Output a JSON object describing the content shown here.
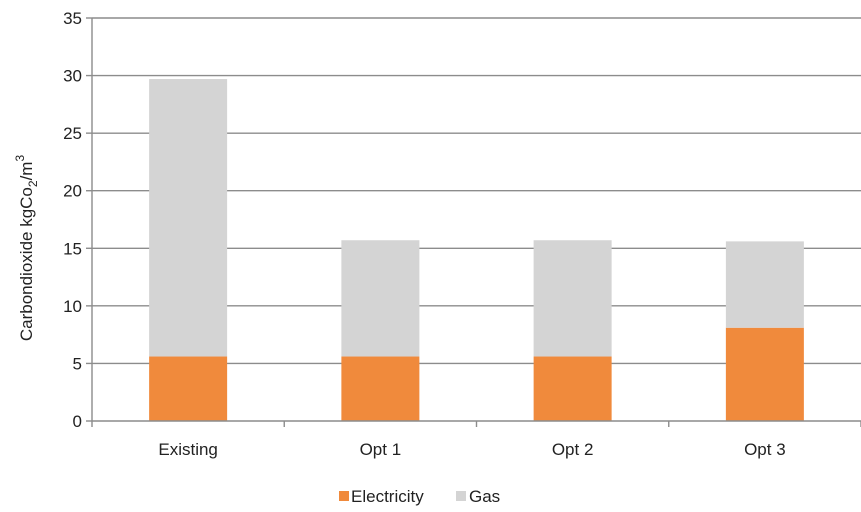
{
  "chart_data": {
    "type": "bar",
    "stacked": true,
    "categories": [
      "Existing",
      "Opt 1",
      "Opt 2",
      "Opt 3"
    ],
    "series": [
      {
        "name": "Electricity",
        "values": [
          5.6,
          5.6,
          5.6,
          8.1
        ],
        "color": "#f08a3c"
      },
      {
        "name": "Gas",
        "values": [
          24.1,
          10.1,
          10.1,
          7.5
        ],
        "color": "#d4d4d4"
      }
    ],
    "ylabel_parts": {
      "main": "Carbondioxide kgCo",
      "sub": "2",
      "mid": "/m",
      "sup": "3"
    },
    "ylim": [
      0,
      35
    ],
    "yticks": [
      "0",
      "5",
      "10",
      "15",
      "20",
      "25",
      "30",
      "35"
    ],
    "grid": true,
    "legend_position": "bottom-center"
  }
}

» TASK BRIEF
Print the listing above in full, exactly as written. Omit any pictures.

» EXERCISE RESULT
Output a JSON object describing the content shown here.
{
  "chart_data": {
    "type": "bar",
    "stacked": true,
    "categories": [
      "Existing",
      "Opt 1",
      "Opt 2",
      "Opt 3"
    ],
    "series": [
      {
        "name": "Electricity",
        "values": [
          5.6,
          5.6,
          5.6,
          8.1
        ],
        "color": "#f08a3c"
      },
      {
        "name": "Gas",
        "values": [
          24.1,
          10.1,
          10.1,
          7.5
        ],
        "color": "#d4d4d4"
      }
    ],
    "ylabel_parts": {
      "main": "Carbondioxide kgCo",
      "sub": "2",
      "mid": "/m",
      "sup": "3"
    },
    "ylim": [
      0,
      35
    ],
    "yticks": [
      "0",
      "5",
      "10",
      "15",
      "20",
      "25",
      "30",
      "35"
    ],
    "grid": true,
    "legend_position": "bottom-center"
  }
}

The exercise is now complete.